▶ REQUIREMENT
Reproduce every line of the data below word for word, changing nothing.

(Collected data entries)
• • •

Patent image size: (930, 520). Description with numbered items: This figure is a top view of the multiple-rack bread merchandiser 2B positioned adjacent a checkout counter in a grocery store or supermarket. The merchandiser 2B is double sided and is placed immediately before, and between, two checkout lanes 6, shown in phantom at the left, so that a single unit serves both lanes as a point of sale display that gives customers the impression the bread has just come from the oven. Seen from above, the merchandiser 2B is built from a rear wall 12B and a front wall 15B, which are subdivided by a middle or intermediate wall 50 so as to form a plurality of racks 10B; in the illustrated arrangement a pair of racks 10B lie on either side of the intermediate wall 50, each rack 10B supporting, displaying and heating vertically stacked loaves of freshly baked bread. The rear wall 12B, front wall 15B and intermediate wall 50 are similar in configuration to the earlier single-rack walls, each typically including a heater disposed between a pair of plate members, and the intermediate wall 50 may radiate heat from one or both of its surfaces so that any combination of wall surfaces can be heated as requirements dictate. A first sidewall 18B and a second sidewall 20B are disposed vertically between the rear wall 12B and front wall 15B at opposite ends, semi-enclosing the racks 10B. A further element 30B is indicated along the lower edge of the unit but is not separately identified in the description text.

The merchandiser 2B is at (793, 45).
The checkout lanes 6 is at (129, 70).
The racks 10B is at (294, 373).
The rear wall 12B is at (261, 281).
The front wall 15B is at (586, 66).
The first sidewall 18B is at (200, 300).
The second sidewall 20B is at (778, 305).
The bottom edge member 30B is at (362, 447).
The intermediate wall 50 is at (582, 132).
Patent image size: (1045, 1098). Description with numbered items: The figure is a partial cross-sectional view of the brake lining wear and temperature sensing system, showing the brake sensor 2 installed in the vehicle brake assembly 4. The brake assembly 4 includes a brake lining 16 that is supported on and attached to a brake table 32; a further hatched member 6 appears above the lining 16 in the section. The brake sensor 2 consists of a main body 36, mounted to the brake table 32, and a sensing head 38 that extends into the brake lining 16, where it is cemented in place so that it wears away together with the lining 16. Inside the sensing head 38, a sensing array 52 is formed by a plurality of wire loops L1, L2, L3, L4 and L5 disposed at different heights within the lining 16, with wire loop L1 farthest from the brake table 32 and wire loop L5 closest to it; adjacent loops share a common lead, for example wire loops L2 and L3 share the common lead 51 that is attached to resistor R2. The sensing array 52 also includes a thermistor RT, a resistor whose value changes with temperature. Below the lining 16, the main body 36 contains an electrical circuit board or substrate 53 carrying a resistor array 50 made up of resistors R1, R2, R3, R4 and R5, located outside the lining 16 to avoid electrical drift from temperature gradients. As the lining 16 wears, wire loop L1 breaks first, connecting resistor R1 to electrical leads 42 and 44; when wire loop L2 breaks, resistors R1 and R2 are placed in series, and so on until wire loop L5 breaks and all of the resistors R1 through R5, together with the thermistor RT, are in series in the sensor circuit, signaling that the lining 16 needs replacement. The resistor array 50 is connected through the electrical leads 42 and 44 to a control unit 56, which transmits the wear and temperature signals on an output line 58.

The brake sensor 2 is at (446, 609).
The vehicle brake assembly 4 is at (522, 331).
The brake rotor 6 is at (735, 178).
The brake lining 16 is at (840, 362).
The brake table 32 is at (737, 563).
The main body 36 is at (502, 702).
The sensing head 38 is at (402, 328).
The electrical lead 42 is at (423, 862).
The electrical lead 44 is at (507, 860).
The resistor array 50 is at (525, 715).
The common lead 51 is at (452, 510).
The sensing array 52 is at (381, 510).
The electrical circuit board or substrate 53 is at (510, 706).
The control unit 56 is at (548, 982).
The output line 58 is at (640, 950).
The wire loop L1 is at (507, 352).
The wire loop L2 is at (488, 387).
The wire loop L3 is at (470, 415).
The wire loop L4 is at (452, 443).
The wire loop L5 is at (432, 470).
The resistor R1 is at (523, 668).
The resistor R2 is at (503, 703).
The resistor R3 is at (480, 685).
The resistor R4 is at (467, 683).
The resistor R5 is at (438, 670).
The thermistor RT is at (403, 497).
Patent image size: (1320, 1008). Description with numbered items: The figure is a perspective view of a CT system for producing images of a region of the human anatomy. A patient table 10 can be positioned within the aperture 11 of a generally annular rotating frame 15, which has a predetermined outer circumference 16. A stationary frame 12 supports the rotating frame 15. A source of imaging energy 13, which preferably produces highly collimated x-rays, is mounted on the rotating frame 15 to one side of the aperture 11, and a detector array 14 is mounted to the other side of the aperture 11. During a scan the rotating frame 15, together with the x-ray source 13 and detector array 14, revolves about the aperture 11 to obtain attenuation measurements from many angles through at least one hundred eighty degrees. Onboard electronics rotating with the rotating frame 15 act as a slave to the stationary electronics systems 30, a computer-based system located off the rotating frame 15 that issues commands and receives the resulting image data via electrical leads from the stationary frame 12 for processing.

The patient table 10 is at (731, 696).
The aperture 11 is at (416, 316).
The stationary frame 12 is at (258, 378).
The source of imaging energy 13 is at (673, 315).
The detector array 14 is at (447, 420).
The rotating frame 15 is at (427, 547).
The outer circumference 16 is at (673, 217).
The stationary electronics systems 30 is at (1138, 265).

• • •

▶ COMPLETED EXERCISE
Patent image size: (930, 520). Description with numbered items: This figure is a top view of the multiple-rack bread merchandiser 2B positioned adjacent a checkout counter in a grocery store or supermarket. The merchandiser 2B is double sided and is placed immediately before, and between, two checkout lanes 6, shown in phantom at the left, so that a single unit serves both lanes as a point of sale display that gives customers the impression the bread has just come from the oven. Seen from above, the merchandiser 2B is built from a rear wall 12B and a front wall 15B, which are subdivided by a middle or intermediate wall 50 so as to form a plurality of racks 10B; in the illustrated arrangement a pair of racks 10B lie on either side of the intermediate wall 50, each rack 10B supporting, displaying and heating vertically stacked loaves of freshly baked bread. The rear wall 12B, front wall 15B and intermediate wall 50 are similar in configuration to the earlier single-rack walls, each typically including a heater disposed between a pair of plate members, and the intermediate wall 50 may radiate heat from one or both of its surfaces so that any combination of wall surfaces can be heated as requirements dictate. A first sidewall 18B and a second sidewall 20B are disposed vertically between the rear wall 12B and front wall 15B at opposite ends, semi-enclosing the racks 10B. A further element 30B is indicated along the lower edge of the unit but is not separately identified in the description text.

The merchandiser 2B is at (793, 45).
The checkout lanes 6 is at (129, 70).
The racks 10B is at (294, 373).
The rear wall 12B is at (261, 281).
The front wall 15B is at (586, 66).
The first sidewall 18B is at (200, 300).
The second sidewall 20B is at (778, 305).
The bottom edge member 30B is at (362, 447).
The intermediate wall 50 is at (582, 132).
Patent image size: (1045, 1098). Description with numbered items: The figure is a partial cross-sectional view of the brake lining wear and temperature sensing system, showing the brake sensor 2 installed in the vehicle brake assembly 4. The brake assembly 4 includes a brake lining 16 that is supported on and attached to a brake table 32; a further hatched member 6 appears above the lining 16 in the section. The brake sensor 2 consists of a main body 36, mounted to the brake table 32, and a sensing head 38 that extends into the brake lining 16, where it is cemented in place so that it wears away together with the lining 16. Inside the sensing head 38, a sensing array 52 is formed by a plurality of wire loops L1, L2, L3, L4 and L5 disposed at different heights within the lining 16, with wire loop L1 farthest from the brake table 32 and wire loop L5 closest to it; adjacent loops share a common lead, for example wire loops L2 and L3 share the common lead 51 that is attached to resistor R2. The sensing array 52 also includes a thermistor RT, a resistor whose value changes with temperature. Below the lining 16, the main body 36 contains an electrical circuit board or substrate 53 carrying a resistor array 50 made up of resistors R1, R2, R3, R4 and R5, located outside the lining 16 to avoid electrical drift from temperature gradients. As the lining 16 wears, wire loop L1 breaks first, connecting resistor R1 to electrical leads 42 and 44; when wire loop L2 breaks, resistors R1 and R2 are placed in series, and so on until wire loop L5 breaks and all of the resistors R1 through R5, together with the thermistor RT, are in series in the sensor circuit, signaling that the lining 16 needs replacement. The resistor array 50 is connected through the electrical leads 42 and 44 to a control unit 56, which transmits the wear and temperature signals on an output line 58.

The brake sensor 2 is at (446, 609).
The vehicle brake assembly 4 is at (522, 331).
The brake rotor 6 is at (735, 178).
The brake lining 16 is at (840, 362).
The brake table 32 is at (737, 563).
The main body 36 is at (502, 702).
The sensing head 38 is at (402, 328).
The electrical lead 42 is at (423, 862).
The electrical lead 44 is at (507, 860).
The resistor array 50 is at (525, 715).
The common lead 51 is at (452, 510).
The sensing array 52 is at (381, 510).
The electrical circuit board or substrate 53 is at (510, 706).
The control unit 56 is at (548, 982).
The output line 58 is at (640, 950).
The wire loop L1 is at (507, 352).
The wire loop L2 is at (488, 387).
The wire loop L3 is at (470, 415).
The wire loop L4 is at (452, 443).
The wire loop L5 is at (432, 470).
The resistor R1 is at (523, 668).
The resistor R2 is at (503, 703).
The resistor R3 is at (480, 685).
The resistor R4 is at (467, 683).
The resistor R5 is at (438, 670).
The thermistor RT is at (403, 497).
Patent image size: (1320, 1008). Description with numbered items: The figure is a perspective view of a CT system for producing images of a region of the human anatomy. A patient table 10 can be positioned within the aperture 11 of a generally annular rotating frame 15, which has a predetermined outer circumference 16. A stationary frame 12 supports the rotating frame 15. A source of imaging energy 13, which preferably produces highly collimated x-rays, is mounted on the rotating frame 15 to one side of the aperture 11, and a detector array 14 is mounted to the other side of the aperture 11. During a scan the rotating frame 15, together with the x-ray source 13 and detector array 14, revolves about the aperture 11 to obtain attenuation measurements from many angles through at least one hundred eighty degrees. Onboard electronics rotating with the rotating frame 15 act as a slave to the stationary electronics systems 30, a computer-based system located off the rotating frame 15 that issues commands and receives the resulting image data via electrical leads from the stationary frame 12 for processing.

The patient table 10 is at (731, 696).
The aperture 11 is at (416, 316).
The stationary frame 12 is at (258, 378).
The source of imaging energy 13 is at (673, 315).
The detector array 14 is at (447, 420).
The rotating frame 15 is at (427, 547).
The outer circumference 16 is at (673, 217).
The stationary electronics systems 30 is at (1138, 265).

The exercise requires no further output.